Directive -
Copy nothing but the text: repeat each entry exactly and drop the images.

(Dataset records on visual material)
● ● ● ● ● ● ●

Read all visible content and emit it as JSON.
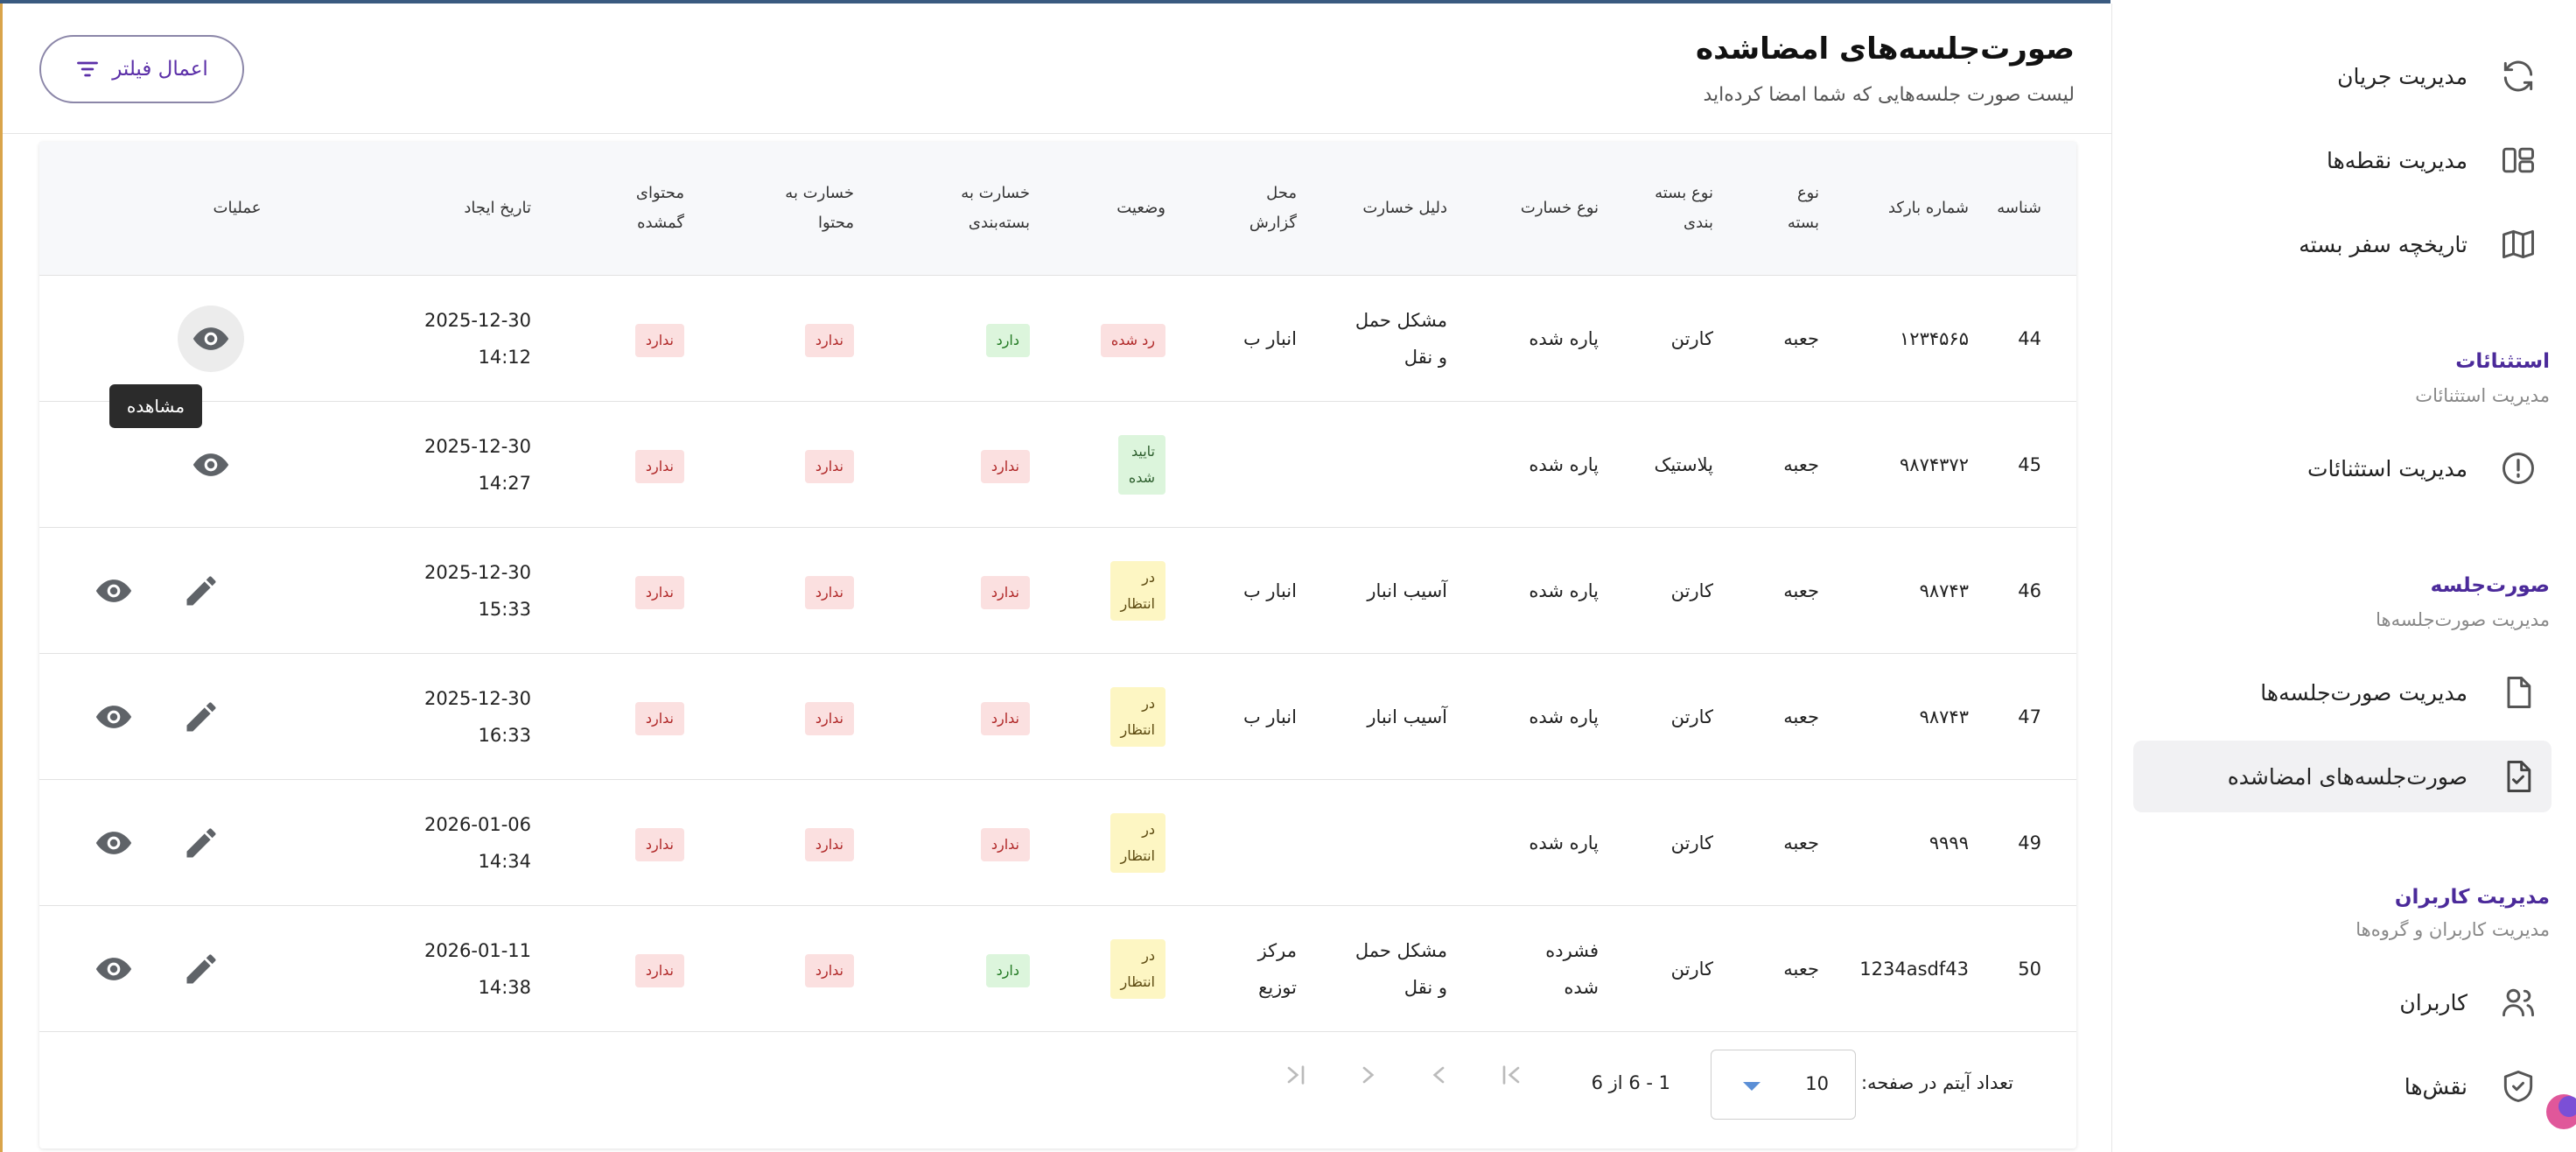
{
  "page": {
    "title": "صورت‌جلسه‌های امضاشده",
    "subtitle": "لیست صورت جلسه‌هایی که شما امضا کرده‌اید",
    "filter_button": "اعمال فیلتر"
  },
  "table": {
    "headers": {
      "id": "شناسه",
      "barcode": "شماره بارکد",
      "package_type": "نوع\nبسته",
      "packaging_type": "نوع بسته\nبندی",
      "damage_type": "نوع خسارت",
      "damage_reason": "دلیل خسارت",
      "report_location": "محل\nگزارش",
      "status": "وضعیت",
      "packaging_damage": "خسارت به\nبسته‌بندی",
      "content_damage": "خسارت به\nمحتوا",
      "lost_content": "محتوای\nگمشده",
      "created_at": "تاریخ ایجاد",
      "actions": "عملیات"
    },
    "rows": [
      {
        "id": "44",
        "barcode": "۱۲۳۴۵۶۵",
        "package_type": "جعبه",
        "packaging_type": "کارتن",
        "damage_type": "پاره شده",
        "damage_reason": "مشکل حمل\nو نقل",
        "report_location": "انبار ب",
        "status": "رد شده",
        "packaging_damage": "دارد",
        "content_damage": "ندارد",
        "lost_content": "ندارد",
        "created_date": "2025-12-30",
        "created_time": "14:12"
      },
      {
        "id": "45",
        "barcode": "۹۸۷۴۳۷۲",
        "package_type": "جعبه",
        "packaging_type": "پلاستیک",
        "damage_type": "پاره شده",
        "damage_reason": "",
        "report_location": "",
        "status": "تایید\nشده",
        "packaging_damage": "ندارد",
        "content_damage": "ندارد",
        "lost_content": "ندارد",
        "created_date": "2025-12-30",
        "created_time": "14:27"
      },
      {
        "id": "46",
        "barcode": "۹۸۷۴۳",
        "package_type": "جعبه",
        "packaging_type": "کارتن",
        "damage_type": "پاره شده",
        "damage_reason": "آسیب انبار",
        "report_location": "انبار ب",
        "status": "در\nانتظار",
        "packaging_damage": "ندارد",
        "content_damage": "ندارد",
        "lost_content": "ندارد",
        "created_date": "2025-12-30",
        "created_time": "15:33"
      },
      {
        "id": "47",
        "barcode": "۹۸۷۴۳",
        "package_type": "جعبه",
        "packaging_type": "کارتن",
        "damage_type": "پاره شده",
        "damage_reason": "آسیب انبار",
        "report_location": "انبار ب",
        "status": "در\nانتظار",
        "packaging_damage": "ندارد",
        "content_damage": "ندارد",
        "lost_content": "ندارد",
        "created_date": "2025-12-30",
        "created_time": "16:33"
      },
      {
        "id": "49",
        "barcode": "۹۹۹۹",
        "package_type": "جعبه",
        "packaging_type": "کارتن",
        "damage_type": "پاره شده",
        "damage_reason": "",
        "report_location": "",
        "status": "در\nانتظار",
        "packaging_damage": "ندارد",
        "content_damage": "ندارد",
        "lost_content": "ندارد",
        "created_date": "2026-01-06",
        "created_time": "14:34"
      },
      {
        "id": "50",
        "barcode": "1234asdf43",
        "package_type": "جعبه",
        "packaging_type": "کارتن",
        "damage_type": "فشرده\nشده",
        "damage_reason": "مشکل حمل\nو نقل",
        "report_location": "مرکز\nتوزیع",
        "status": "در\nانتظار",
        "packaging_damage": "دارد",
        "content_damage": "ندارد",
        "lost_content": "ندارد",
        "created_date": "2026-01-11",
        "created_time": "14:38"
      }
    ],
    "tooltip": "مشاهده"
  },
  "pagination": {
    "items_per_page_label": "تعداد آیتم در صفحه:",
    "items_per_page_value": "10",
    "range": "1 - 6 از 6"
  },
  "sidebar": {
    "items_top": [
      {
        "label": "مدیریت جریان",
        "icon": "refresh-icon"
      },
      {
        "label": "مدیریت نقطه‌ها",
        "icon": "layout-icon"
      },
      {
        "label": "تاریخچه سفر بسته",
        "icon": "map-icon"
      }
    ],
    "sections": [
      {
        "title": "استثنائات",
        "subtitle": "مدیریت استثنائات",
        "items": [
          {
            "label": "مدیریت استثنائات",
            "icon": "alert-circle-icon"
          }
        ]
      },
      {
        "title": "صورت‌جلسه",
        "subtitle": "مدیریت صورت‌جلسه‌ها",
        "items": [
          {
            "label": "مدیریت صورت‌جلسه‌ها",
            "icon": "file-icon"
          },
          {
            "label": "صورت‌جلسه‌های امضاشده",
            "icon": "file-check-icon"
          }
        ]
      },
      {
        "title": "مدیریت کاربران",
        "subtitle": "مدیریت کاربران و گروه‌ها",
        "items": [
          {
            "label": "کاربران",
            "icon": "users-icon"
          },
          {
            "label": "نقش‌ها",
            "icon": "shield-check-icon"
          }
        ]
      }
    ]
  }
}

● ● ● ● ● ● ●

Result of this task -
Read all visible content and emit it as JSON.
{
  "page": {
    "title": "صورت‌جلسه‌های امضاشده",
    "subtitle": "لیست صورت جلسه‌هایی که شما امضا کرده‌اید",
    "filter_button": "اعمال فیلتر"
  },
  "table": {
    "headers": {
      "id": "شناسه",
      "barcode": "شماره بارکد",
      "package_type": "نوع\nبسته",
      "packaging_type": "نوع بسته\nبندی",
      "damage_type": "نوع خسارت",
      "damage_reason": "دلیل خسارت",
      "report_location": "محل\nگزارش",
      "status": "وضعیت",
      "packaging_damage": "خسارت به\nبسته‌بندی",
      "content_damage": "خسارت به\nمحتوا",
      "lost_content": "محتوای\nگمشده",
      "created_at": "تاریخ ایجاد",
      "actions": "عملیات"
    },
    "rows": [
      {
        "id": "44",
        "barcode": "۱۲۳۴۵۶۵",
        "package_type": "جعبه",
        "packaging_type": "کارتن",
        "damage_type": "پاره شده",
        "damage_reason": "مشکل حمل\nو نقل",
        "report_location": "انبار ب",
        "status": "رد شده",
        "packaging_damage": "دارد",
        "content_damage": "ندارد",
        "lost_content": "ندارد",
        "created_date": "2025-12-30",
        "created_time": "14:12"
      },
      {
        "id": "45",
        "barcode": "۹۸۷۴۳۷۲",
        "package_type": "جعبه",
        "packaging_type": "پلاستیک",
        "damage_type": "پاره شده",
        "damage_reason": "",
        "report_location": "",
        "status": "تایید\nشده",
        "packaging_damage": "ندارد",
        "content_damage": "ندارد",
        "lost_content": "ندارد",
        "created_date": "2025-12-30",
        "created_time": "14:27"
      },
      {
        "id": "46",
        "barcode": "۹۸۷۴۳",
        "package_type": "جعبه",
        "packaging_type": "کارتن",
        "damage_type": "پاره شده",
        "damage_reason": "آسیب انبار",
        "report_location": "انبار ب",
        "status": "در\nانتظار",
        "packaging_damage": "ندارد",
        "content_damage": "ندارد",
        "lost_content": "ندارد",
        "created_date": "2025-12-30",
        "created_time": "15:33"
      },
      {
        "id": "47",
        "barcode": "۹۸۷۴۳",
        "package_type": "جعبه",
        "packaging_type": "کارتن",
        "damage_type": "پاره شده",
        "damage_reason": "آسیب انبار",
        "report_location": "انبار ب",
        "status": "در\nانتظار",
        "packaging_damage": "ندارد",
        "content_damage": "ندارد",
        "lost_content": "ندارد",
        "created_date": "2025-12-30",
        "created_time": "16:33"
      },
      {
        "id": "49",
        "barcode": "۹۹۹۹",
        "package_type": "جعبه",
        "packaging_type": "کارتن",
        "damage_type": "پاره شده",
        "damage_reason": "",
        "report_location": "",
        "status": "در\nانتظار",
        "packaging_damage": "ندارد",
        "content_damage": "ندارد",
        "lost_content": "ندارد",
        "created_date": "2026-01-06",
        "created_time": "14:34"
      },
      {
        "id": "50",
        "barcode": "1234asdf43",
        "package_type": "جعبه",
        "packaging_type": "کارتن",
        "damage_type": "فشرده\nشده",
        "damage_reason": "مشکل حمل\nو نقل",
        "report_location": "مرکز\nتوزیع",
        "status": "در\nانتظار",
        "packaging_damage": "دارد",
        "content_damage": "ندارد",
        "lost_content": "ندارد",
        "created_date": "2026-01-11",
        "created_time": "14:38"
      }
    ],
    "tooltip": "مشاهده"
  },
  "pagination": {
    "items_per_page_label": "تعداد آیتم در صفحه:",
    "items_per_page_value": "10",
    "range": "1 - 6 از 6"
  },
  "sidebar": {
    "items_top": [
      {
        "label": "مدیریت جریان",
        "icon": "refresh-icon"
      },
      {
        "label": "مدیریت نقطه‌ها",
        "icon": "layout-icon"
      },
      {
        "label": "تاریخچه سفر بسته",
        "icon": "map-icon"
      }
    ],
    "sections": [
      {
        "title": "استثنائات",
        "subtitle": "مدیریت استثنائات",
        "items": [
          {
            "label": "مدیریت استثنائات",
            "icon": "alert-circle-icon"
          }
        ]
      },
      {
        "title": "صورت‌جلسه",
        "subtitle": "مدیریت صورت‌جلسه‌ها",
        "items": [
          {
            "label": "مدیریت صورت‌جلسه‌ها",
            "icon": "file-icon"
          },
          {
            "label": "صورت‌جلسه‌های امضاشده",
            "icon": "file-check-icon"
          }
        ]
      },
      {
        "title": "مدیریت کاربران",
        "subtitle": "مدیریت کاربران و گروه‌ها",
        "items": [
          {
            "label": "کاربران",
            "icon": "users-icon"
          },
          {
            "label": "نقش‌ها",
            "icon": "shield-check-icon"
          }
        ]
      }
    ]
  }
}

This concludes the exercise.